Recorded data
::::
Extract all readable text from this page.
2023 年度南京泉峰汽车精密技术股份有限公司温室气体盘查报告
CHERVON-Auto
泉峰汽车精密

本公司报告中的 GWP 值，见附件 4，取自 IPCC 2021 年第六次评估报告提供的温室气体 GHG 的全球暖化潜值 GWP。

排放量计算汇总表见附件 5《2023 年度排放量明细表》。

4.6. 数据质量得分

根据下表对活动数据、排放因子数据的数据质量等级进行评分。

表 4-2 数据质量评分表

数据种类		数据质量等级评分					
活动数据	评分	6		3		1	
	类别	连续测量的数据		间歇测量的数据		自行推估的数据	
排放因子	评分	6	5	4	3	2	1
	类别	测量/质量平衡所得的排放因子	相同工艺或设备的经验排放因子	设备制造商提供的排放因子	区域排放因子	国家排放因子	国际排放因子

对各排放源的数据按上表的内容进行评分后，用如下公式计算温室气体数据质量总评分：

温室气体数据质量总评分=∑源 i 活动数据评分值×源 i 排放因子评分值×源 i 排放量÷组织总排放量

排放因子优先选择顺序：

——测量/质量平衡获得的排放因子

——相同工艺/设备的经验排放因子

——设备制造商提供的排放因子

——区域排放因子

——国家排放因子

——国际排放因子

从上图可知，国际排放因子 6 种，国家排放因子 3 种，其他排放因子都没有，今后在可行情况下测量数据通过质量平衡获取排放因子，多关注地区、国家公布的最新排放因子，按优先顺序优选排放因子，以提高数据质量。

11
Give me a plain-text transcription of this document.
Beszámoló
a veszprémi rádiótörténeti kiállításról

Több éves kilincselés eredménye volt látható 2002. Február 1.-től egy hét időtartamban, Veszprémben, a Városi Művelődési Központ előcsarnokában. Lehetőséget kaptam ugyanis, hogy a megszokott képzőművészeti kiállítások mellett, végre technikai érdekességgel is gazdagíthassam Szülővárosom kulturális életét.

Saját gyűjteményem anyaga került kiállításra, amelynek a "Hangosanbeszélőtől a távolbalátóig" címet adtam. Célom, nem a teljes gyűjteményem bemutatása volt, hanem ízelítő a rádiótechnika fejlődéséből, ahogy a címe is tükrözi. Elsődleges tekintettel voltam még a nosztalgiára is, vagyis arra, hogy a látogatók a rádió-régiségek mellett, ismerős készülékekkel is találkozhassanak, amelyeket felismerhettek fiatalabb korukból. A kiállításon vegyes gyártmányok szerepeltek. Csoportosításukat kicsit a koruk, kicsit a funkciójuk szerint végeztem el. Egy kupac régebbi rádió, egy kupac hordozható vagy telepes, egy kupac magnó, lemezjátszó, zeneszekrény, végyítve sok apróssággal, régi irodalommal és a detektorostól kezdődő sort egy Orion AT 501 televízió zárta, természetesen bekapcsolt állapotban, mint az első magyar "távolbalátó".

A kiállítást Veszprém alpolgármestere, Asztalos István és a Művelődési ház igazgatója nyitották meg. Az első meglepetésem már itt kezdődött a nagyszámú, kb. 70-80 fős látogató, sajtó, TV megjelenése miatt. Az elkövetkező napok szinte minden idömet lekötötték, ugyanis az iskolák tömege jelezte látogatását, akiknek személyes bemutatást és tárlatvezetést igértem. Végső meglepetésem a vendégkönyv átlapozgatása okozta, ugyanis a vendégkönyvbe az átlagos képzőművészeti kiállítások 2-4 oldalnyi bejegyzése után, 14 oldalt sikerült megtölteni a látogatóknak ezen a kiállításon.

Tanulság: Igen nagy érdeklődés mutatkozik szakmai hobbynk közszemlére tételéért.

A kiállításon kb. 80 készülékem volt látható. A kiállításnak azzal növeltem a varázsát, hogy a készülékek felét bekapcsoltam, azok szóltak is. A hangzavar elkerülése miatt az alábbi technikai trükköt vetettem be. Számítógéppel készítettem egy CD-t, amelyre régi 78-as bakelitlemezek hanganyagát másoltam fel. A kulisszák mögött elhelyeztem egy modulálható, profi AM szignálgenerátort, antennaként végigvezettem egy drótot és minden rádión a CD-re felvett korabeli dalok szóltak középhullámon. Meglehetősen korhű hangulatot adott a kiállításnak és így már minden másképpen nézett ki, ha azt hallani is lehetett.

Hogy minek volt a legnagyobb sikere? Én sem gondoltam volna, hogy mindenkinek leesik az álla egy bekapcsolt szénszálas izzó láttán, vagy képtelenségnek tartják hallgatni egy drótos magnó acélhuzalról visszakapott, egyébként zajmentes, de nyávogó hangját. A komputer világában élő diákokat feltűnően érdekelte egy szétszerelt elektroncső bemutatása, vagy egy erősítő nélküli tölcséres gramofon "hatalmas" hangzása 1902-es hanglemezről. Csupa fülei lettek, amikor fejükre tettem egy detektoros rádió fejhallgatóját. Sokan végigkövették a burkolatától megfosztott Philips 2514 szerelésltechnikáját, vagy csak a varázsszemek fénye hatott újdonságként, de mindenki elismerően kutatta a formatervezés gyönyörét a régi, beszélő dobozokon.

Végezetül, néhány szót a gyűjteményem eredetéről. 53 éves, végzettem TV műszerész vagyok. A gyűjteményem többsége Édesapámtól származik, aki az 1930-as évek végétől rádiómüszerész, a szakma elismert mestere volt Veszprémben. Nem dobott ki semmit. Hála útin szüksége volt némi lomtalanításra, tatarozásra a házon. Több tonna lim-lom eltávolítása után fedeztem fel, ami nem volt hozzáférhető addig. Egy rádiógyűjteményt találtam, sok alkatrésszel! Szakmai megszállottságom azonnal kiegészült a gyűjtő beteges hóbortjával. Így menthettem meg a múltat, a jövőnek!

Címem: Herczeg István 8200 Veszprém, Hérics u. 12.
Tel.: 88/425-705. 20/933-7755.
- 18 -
::::
- _SHORT TASK_:
Extract the complete listing verbatim.

- _SOLUTION FOR THIS EXERCISE_:
Extract all readable text from this page.
2023 年度南京泉峰汽车精密技术股份有限公司温室气体盘查报告
CHERVON-Auto
泉峰汽车精密

本公司报告中的 GWP 值，见附件 4，取自 IPCC 2021 年第六次评估报告提供的温室气体 GHG 的全球暖化潜值 GWP。

排放量计算汇总表见附件 5《2023 年度排放量明细表》。

4.6. 数据质量得分

根据下表对活动数据、排放因子数据的数据质量等级进行评分。

表 4-2 数据质量评分表

数据种类		数据质量等级评分					
活动数据	评分	6		3		1	
	类别	连续测量的数据		间歇测量的数据		自行推估的数据	
排放因子	评分	6	5	4	3	2	1
	类别	测量/质量平衡所得的排放因子	相同工艺或设备的经验排放因子	设备制造商提供的排放因子	区域排放因子	国家排放因子	国际排放因子

对各排放源的数据按上表的内容进行评分后，用如下公式计算温室气体数据质量总评分：

温室气体数据质量总评分=∑源 i 活动数据评分值×源 i 排放因子评分值×源 i 排放量÷组织总排放量

排放因子优先选择顺序：

——测量/质量平衡获得的排放因子

——相同工艺/设备的经验排放因子

——设备制造商提供的排放因子

——区域排放因子

——国家排放因子

——国际排放因子

从上图可知，国际排放因子 6 种，国家排放因子 3 种，其他排放因子都没有，今后在可行情况下测量数据通过质量平衡获取排放因子，多关注地区、国家公布的最新排放因子，按优先顺序优选排放因子，以提高数据质量。

11
Give me a plain-text transcription of this document.
Beszámoló
a veszprémi rádiótörténeti kiállításról

Több éves kilincselés eredménye volt látható 2002. Február 1.-től egy hét időtartamban, Veszprémben, a Városi Művelődési Központ előcsarnokában. Lehetőséget kaptam ugyanis, hogy a megszokott képzőművészeti kiállítások mellett, végre technikai érdekességgel is gazdagíthassam Szülővárosom kulturális életét.

Saját gyűjteményem anyaga került kiállításra, amelynek a "Hangosanbeszélőtől a távolbalátóig" címet adtam. Célom, nem a teljes gyűjteményem bemutatása volt, hanem ízelítő a rádiótechnika fejlődéséből, ahogy a címe is tükrözi. Elsődleges tekintettel voltam még a nosztalgiára is, vagyis arra, hogy a látogatók a rádió-régiségek mellett, ismerős készülékekkel is találkozhassanak, amelyeket felismerhettek fiatalabb korukból. A kiállításon vegyes gyártmányok szerepeltek. Csoportosításukat kicsit a koruk, kicsit a funkciójuk szerint végeztem el. Egy kupac régebbi rádió, egy kupac hordozható vagy telepes, egy kupac magnó, lemezjátszó, zeneszekrény, végyítve sok apróssággal, régi irodalommal és a detektorostól kezdődő sort egy Orion AT 501 televízió zárta, természetesen bekapcsolt állapotban, mint az első magyar "távolbalátó".

A kiállítást Veszprém alpolgármestere, Asztalos István és a Művelődési ház igazgatója nyitották meg. Az első meglepetésem már itt kezdődött a nagyszámú, kb. 70-80 fős látogató, sajtó, TV megjelenése miatt. Az elkövetkező napok szinte minden idömet lekötötték, ugyanis az iskolák tömege jelezte látogatását, akiknek személyes bemutatást és tárlatvezetést igértem. Végső meglepetésem a vendégkönyv átlapozgatása okozta, ugyanis a vendégkönyvbe az átlagos képzőművészeti kiállítások 2-4 oldalnyi bejegyzése után, 14 oldalt sikerült megtölteni a látogatóknak ezen a kiállításon.

Tanulság: Igen nagy érdeklődés mutatkozik szakmai hobbynk közszemlére tételéért.

A kiállításon kb. 80 készülékem volt látható. A kiállításnak azzal növeltem a varázsát, hogy a készülékek felét bekapcsoltam, azok szóltak is. A hangzavar elkerülése miatt az alábbi technikai trükköt vetettem be. Számítógéppel készítettem egy CD-t, amelyre régi 78-as bakelitlemezek hanganyagát másoltam fel. A kulisszák mögött elhelyeztem egy modulálható, profi AM szignálgenerátort, antennaként végigvezettem egy drótot és minden rádión a CD-re felvett korabeli dalok szóltak középhullámon. Meglehetősen korhű hangulatot adott a kiállításnak és így már minden másképpen nézett ki, ha azt hallani is lehetett.

Hogy minek volt a legnagyobb sikere? Én sem gondoltam volna, hogy mindenkinek leesik az álla egy bekapcsolt szénszálas izzó láttán, vagy képtelenségnek tartják hallgatni egy drótos magnó acélhuzalról visszakapott, egyébként zajmentes, de nyávogó hangját. A komputer világában élő diákokat feltűnően érdekelte egy szétszerelt elektroncső bemutatása, vagy egy erősítő nélküli tölcséres gramofon "hatalmas" hangzása 1902-es hanglemezről. Csupa fülei lettek, amikor fejükre tettem egy detektoros rádió fejhallgatóját. Sokan végigkövették a burkolatától megfosztott Philips 2514 szerelésltechnikáját, vagy csak a varázsszemek fénye hatott újdonságként, de mindenki elismerően kutatta a formatervezés gyönyörét a régi, beszélő dobozokon.

Végezetül, néhány szót a gyűjteményem eredetéről. 53 éves, végzettem TV műszerész vagyok. A gyűjteményem többsége Édesapámtól származik, aki az 1930-as évek végétől rádiómüszerész, a szakma elismert mestere volt Veszprémben. Nem dobott ki semmit. Hála útin szüksége volt némi lomtalanításra, tatarozásra a házon. Több tonna lim-lom eltávolítása után fedeztem fel, ami nem volt hozzáférhető addig. Egy rádiógyűjteményt találtam, sok alkatrésszel! Szakmai megszállottságom azonnal kiegészült a gyűjtő beteges hóbortjával. Így menthettem meg a múltat, a jövőnek!

Címem: Herczeg István 8200 Veszprém, Hérics u. 12.
Tel.: 88/425-705. 20/933-7755.
- 18 -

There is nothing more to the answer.